### INFORMATION GIVEN
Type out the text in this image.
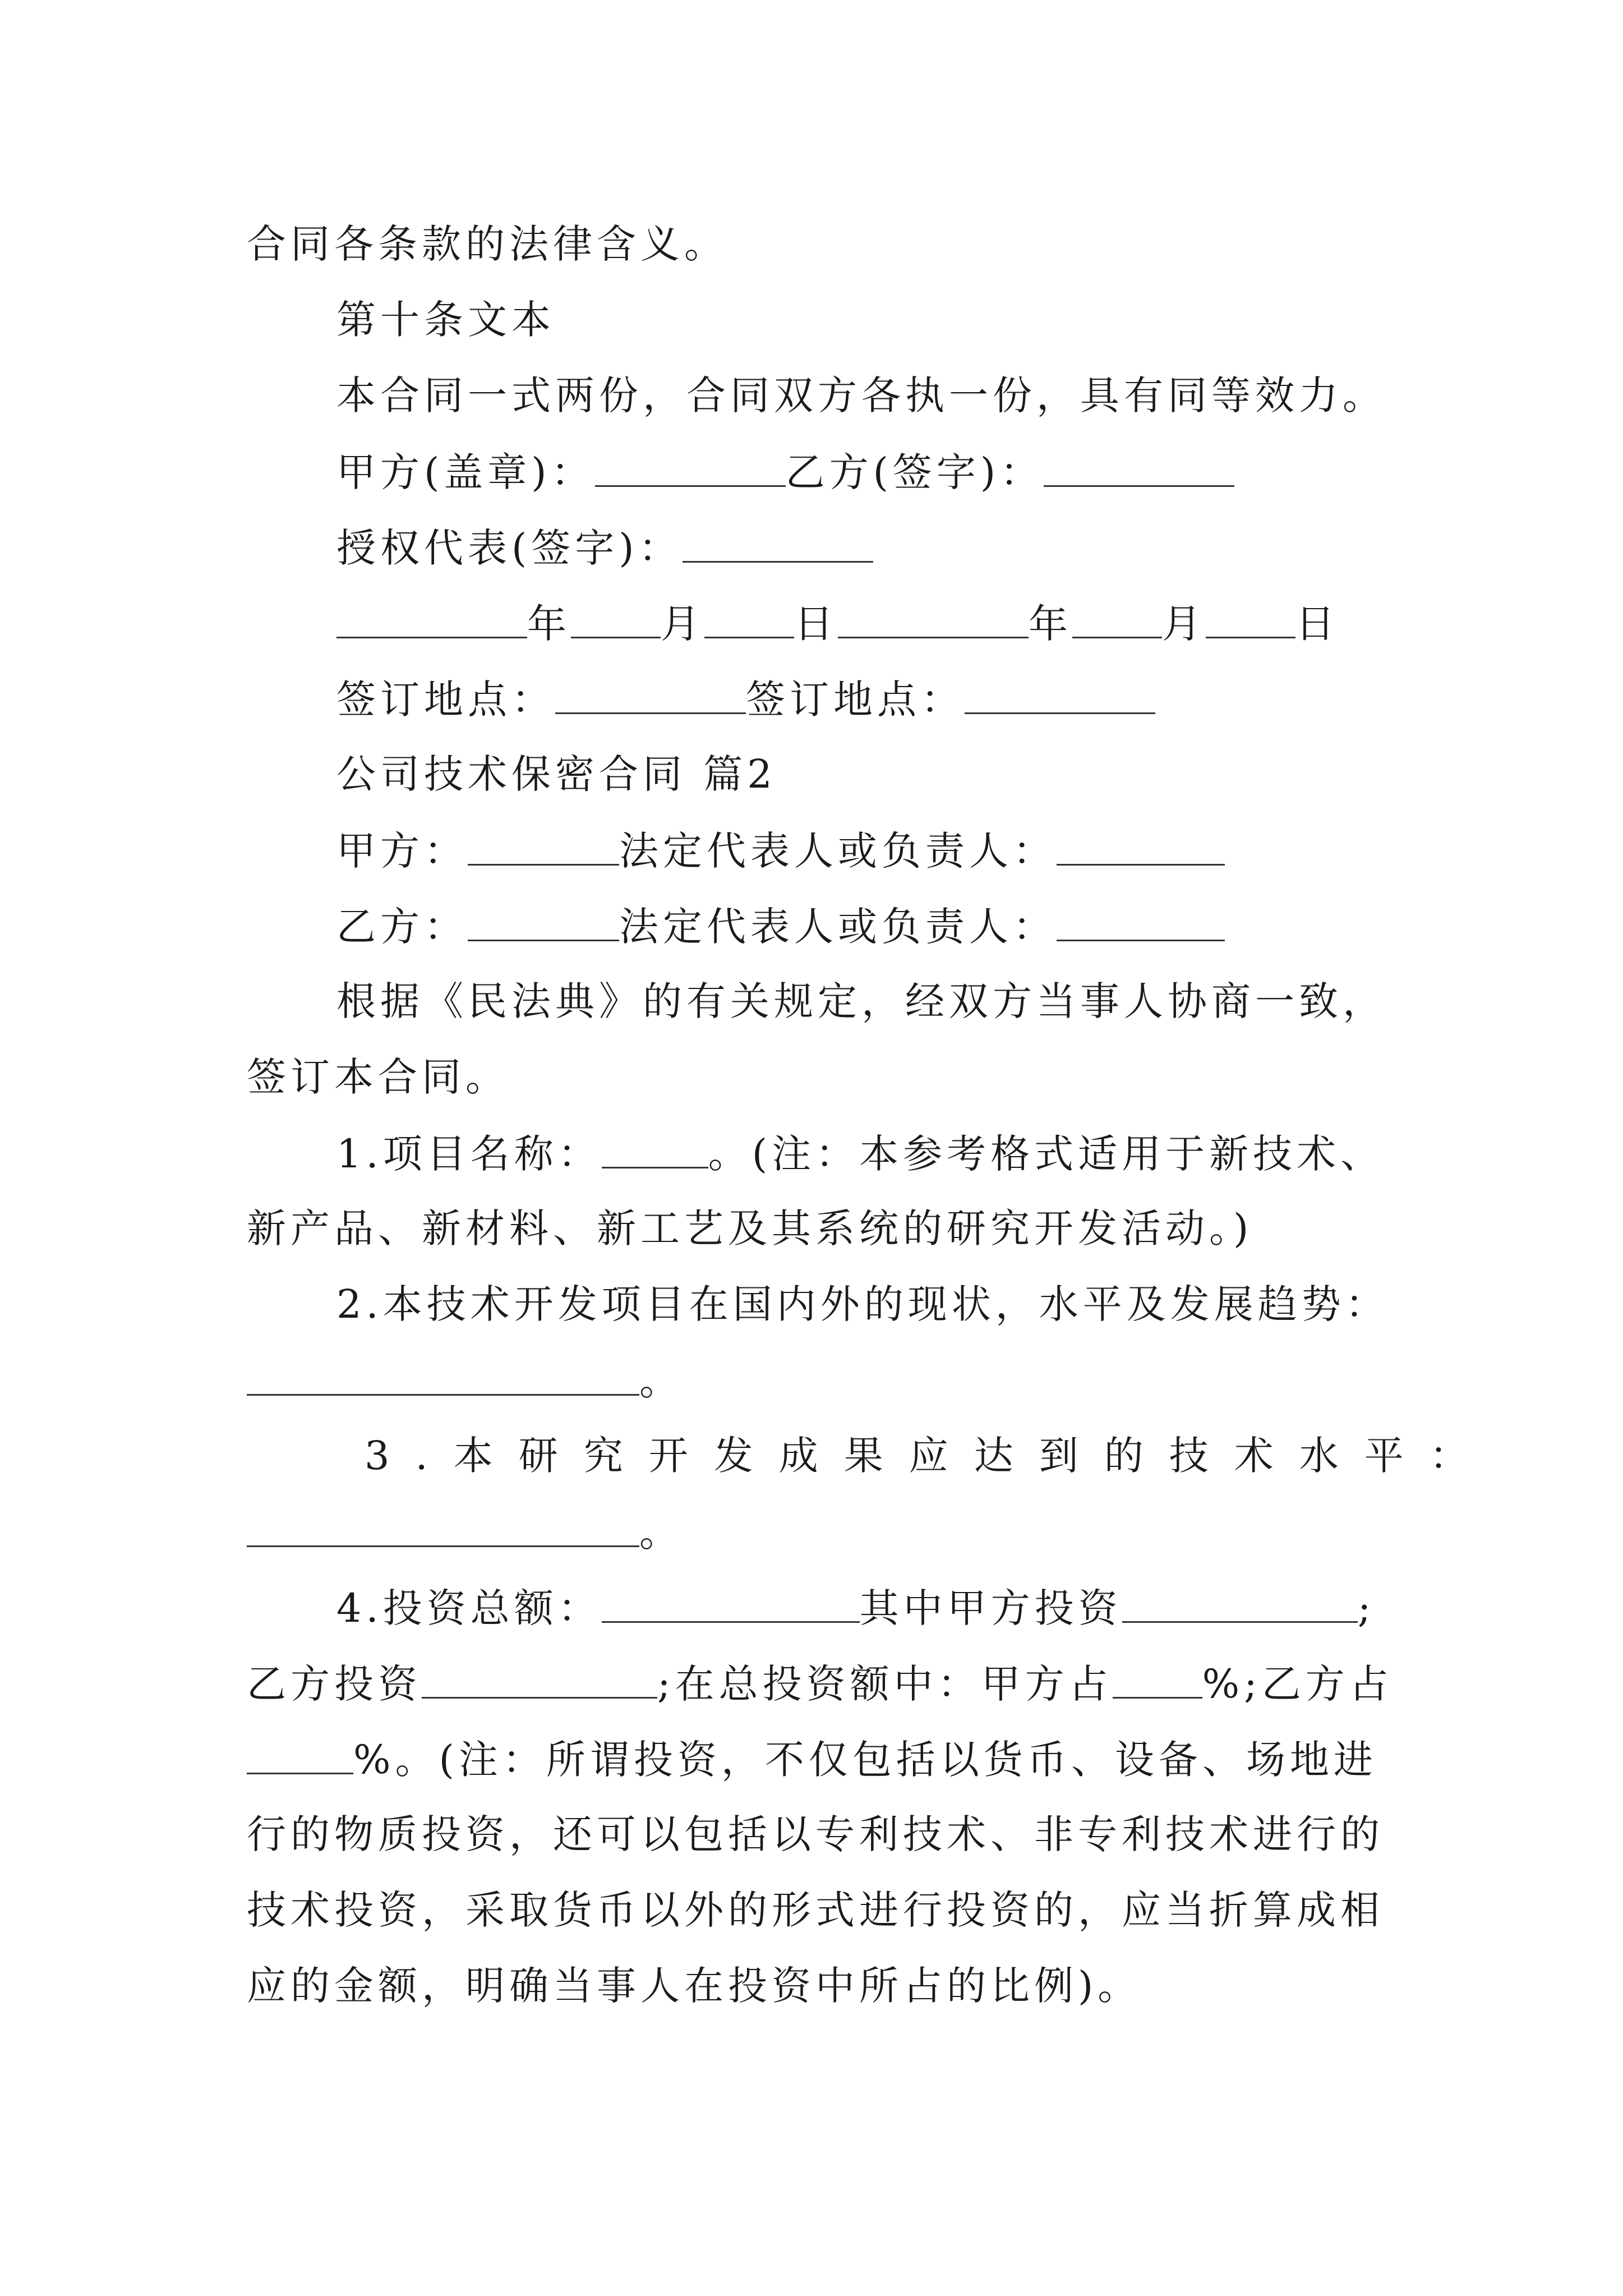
合同各条款的法律含义。
第十条文本
本合同一式两份，合同双方各执一份，具有同等效力。
甲方(盖章)：	乙方(签字)：
授权代表(签字)：
年 月 日	年 月 日
签订地点：	签订地点：
公司技术保密合同 篇2
甲方：	法定代表人或负责人：
乙方：	法定代表人或负责人：
根据《民法典》的有关规定，经双方当事人协商一致，
签订本合同。
1.项目名称：	。(注：本参考格式适用于新技术、
新产品、新材料、新工艺及其系统的研究开发活动。)
2.本技术开发项目在国内外的现状，水平及发展趋势：
。
3.本研究开发成果应达到的技术水平：
。
4.投资总额：	其中甲方投资	;
乙方投资	;在总投资额中：甲方占 %;乙方占
%。(注：所谓投资，不仅包括以货币、设备、场地进
行的物质投资，还可以包括以专利技术、非专利技术进行的
技术投资，采取货币以外的形式进行投资的，应当折算成相
应的金额，明确当事人在投资中所占的比例)。
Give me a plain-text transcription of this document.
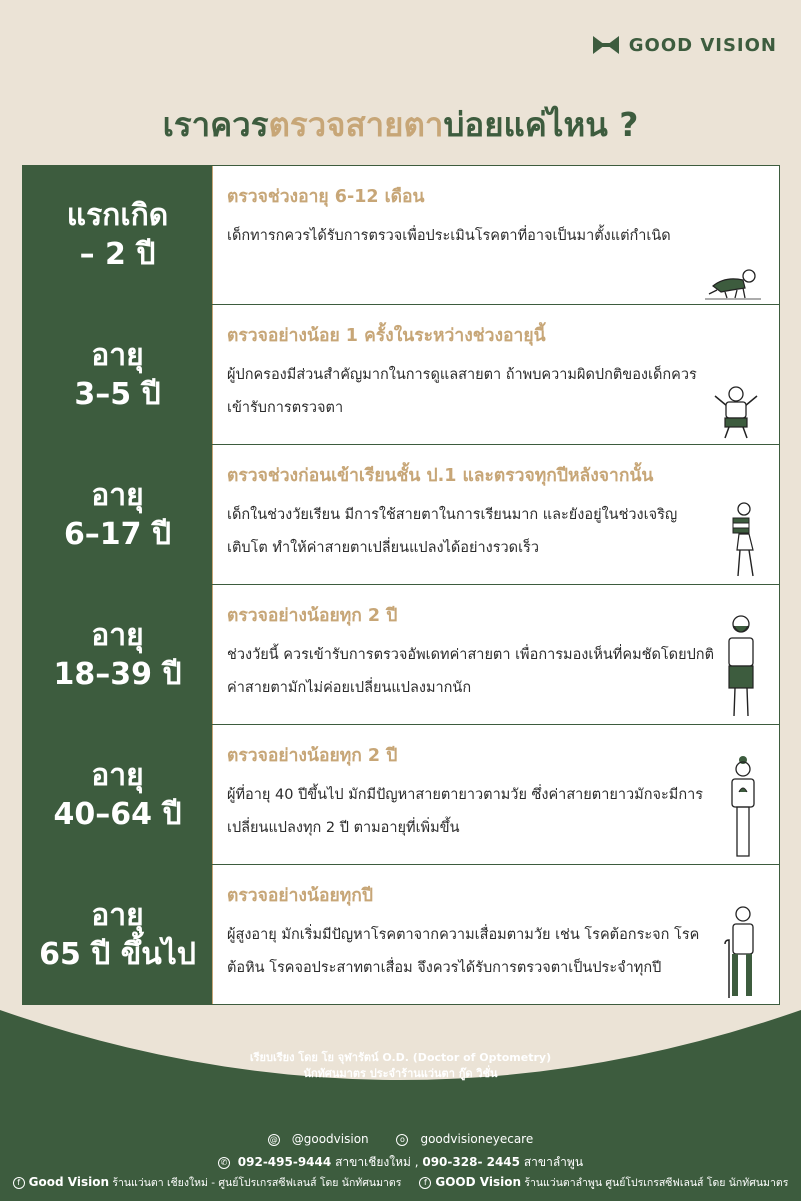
GOOD VISION
เราควรตรวจสายตาบ่อยแค่ไหน ?
แรกเกิด
– 2 ปี
ตรวจช่วงอายุ 6-12 เดือน
เด็กทารกควรได้รับการตรวจเพื่อประเมินโรคตาที่อาจเป็นมาตั้งแต่กำเนิด
อายุ
3–5 ปี
ตรวจอย่างน้อย 1 ครั้งในระหว่างช่วงอายุนี้
ผู้ปกครองมีส่วนสำคัญมากในการดูแลสายตา ถ้าพบความผิดปกติของเด็กควรเข้ารับการตรวจตา
อายุ
6–17 ปี
ตรวจช่วงก่อนเข้าเรียนชั้น ป.1 และตรวจทุกปีหลังจากนั้น
เด็กในช่วงวัยเรียน มีการใช้สายตาในการเรียนมาก และยังอยู่ในช่วงเจริญเติบโต ทำให้ค่าสายตาเปลี่ยนแปลงได้อย่างรวดเร็ว
อายุ
18–39 ปี
ตรวจอย่างน้อยทุก 2 ปี
ช่วงวัยนี้ ควรเข้ารับการตรวจอัพเดทค่าสายตา เพื่อการมองเห็นที่คมชัดโดยปกติค่าสายตามักไม่ค่อยเปลี่ยนแปลงมากนัก
อายุ
40–64 ปี
ตรวจอย่างน้อยทุก 2 ปี
ผู้ที่อายุ 40 ปีขึ้นไป มักมีปัญหาสายตายาวตามวัย ซึ่งค่าสายตายาวมักจะมีการเปลี่ยนแปลงทุก 2 ปี ตามอายุที่เพิ่มขึ้น
อายุ
65 ปี ขึ้นไป
ตรวจอย่างน้อยทุกปี
ผู้สูงอายุ มักเริ่มมีปัญหาโรคตาจากความเสื่อมตามวัย เช่น โรคต้อกระจก โรคต้อหิน โรคจอประสาทตาเสื่อม จึงควรได้รับการตรวจตาเป็นประจำทุกปี
เรียบเรียง โดย โย จุฬารัตน์ O.D. (Doctor of Optometry)
นักทัศนมาตร ประจำร้านแว่นตา กู๊ด วิชั่น
@ @goodvision	o goodvisioneyecare
✆ 092-495-9444 สาขาเชียงใหม่ , 090-328- 2445 สาขาลำพูน
f Good Vision ร้านแว่นตา เชียงใหม่ - ศูนย์โปรเกรสซีฟเลนส์ โดย นักทัศนมาตร	f GOOD Vision ร้านแว่นตาลำพูน ศูนย์โปรเกรสซีฟเลนส์ โดย นักทัศนมาตร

### EXERCISE INSTRUCTIONS
Your task is to return the entries above exactly, with no pictures.

### FINAL ANSWER
Type out the text in this image.
合同各条款的法律含义。
第十条文本
本合同一式两份，合同双方各执一份，具有同等效力。
甲方(盖章)：	乙方(签字)：
授权代表(签字)：
年 月 日	年 月 日
签订地点：	签订地点：
公司技术保密合同 篇2
甲方：	法定代表人或负责人：
乙方：	法定代表人或负责人：
根据《民法典》的有关规定，经双方当事人协商一致，
签订本合同。
1.项目名称：	。(注：本参考格式适用于新技术、
新产品、新材料、新工艺及其系统的研究开发活动。)
2.本技术开发项目在国内外的现状，水平及发展趋势：
。
3.本研究开发成果应达到的技术水平：
。
4.投资总额：	其中甲方投资	;
乙方投资	;在总投资额中：甲方占 %;乙方占
%。(注：所谓投资，不仅包括以货币、设备、场地进
行的物质投资，还可以包括以专利技术、非专利技术进行的
技术投资，采取货币以外的形式进行投资的，应当折算成相
应的金额，明确当事人在投资中所占的比例)。
Give me a plain-text transcription of this document.
GOOD VISION
เราควรตรวจสายตาบ่อยแค่ไหน ?
แรกเกิด
– 2 ปี
ตรวจช่วงอายุ 6-12 เดือน
เด็กทารกควรได้รับการตรวจเพื่อประเมินโรคตาที่อาจเป็นมาตั้งแต่กำเนิด
อายุ
3–5 ปี
ตรวจอย่างน้อย 1 ครั้งในระหว่างช่วงอายุนี้
ผู้ปกครองมีส่วนสำคัญมากในการดูแลสายตา ถ้าพบความผิดปกติของเด็กควรเข้ารับการตรวจตา
อายุ
6–17 ปี
ตรวจช่วงก่อนเข้าเรียนชั้น ป.1 และตรวจทุกปีหลังจากนั้น
เด็กในช่วงวัยเรียน มีการใช้สายตาในการเรียนมาก และยังอยู่ในช่วงเจริญเติบโต ทำให้ค่าสายตาเปลี่ยนแปลงได้อย่างรวดเร็ว
อายุ
18–39 ปี
ตรวจอย่างน้อยทุก 2 ปี
ช่วงวัยนี้ ควรเข้ารับการตรวจอัพเดทค่าสายตา เพื่อการมองเห็นที่คมชัดโดยปกติค่าสายตามักไม่ค่อยเปลี่ยนแปลงมากนัก
อายุ
40–64 ปี
ตรวจอย่างน้อยทุก 2 ปี
ผู้ที่อายุ 40 ปีขึ้นไป มักมีปัญหาสายตายาวตามวัย ซึ่งค่าสายตายาวมักจะมีการเปลี่ยนแปลงทุก 2 ปี ตามอายุที่เพิ่มขึ้น
อายุ
65 ปี ขึ้นไป
ตรวจอย่างน้อยทุกปี
ผู้สูงอายุ มักเริ่มมีปัญหาโรคตาจากความเสื่อมตามวัย เช่น โรคต้อกระจก โรคต้อหิน โรคจอประสาทตาเสื่อม จึงควรได้รับการตรวจตาเป็นประจำทุกปี
เรียบเรียง โดย โย จุฬารัตน์ O.D. (Doctor of Optometry)
นักทัศนมาตร ประจำร้านแว่นตา กู๊ด วิชั่น
@ @goodvision	o goodvisioneyecare
✆ 092-495-9444 สาขาเชียงใหม่ , 090-328- 2445 สาขาลำพูน
f Good Vision ร้านแว่นตา เชียงใหม่ - ศูนย์โปรเกรสซีฟเลนส์ โดย นักทัศนมาตร	f GOOD Vision ร้านแว่นตาลำพูน ศูนย์โปรเกรสซีฟเลนส์ โดย นักทัศนมาตร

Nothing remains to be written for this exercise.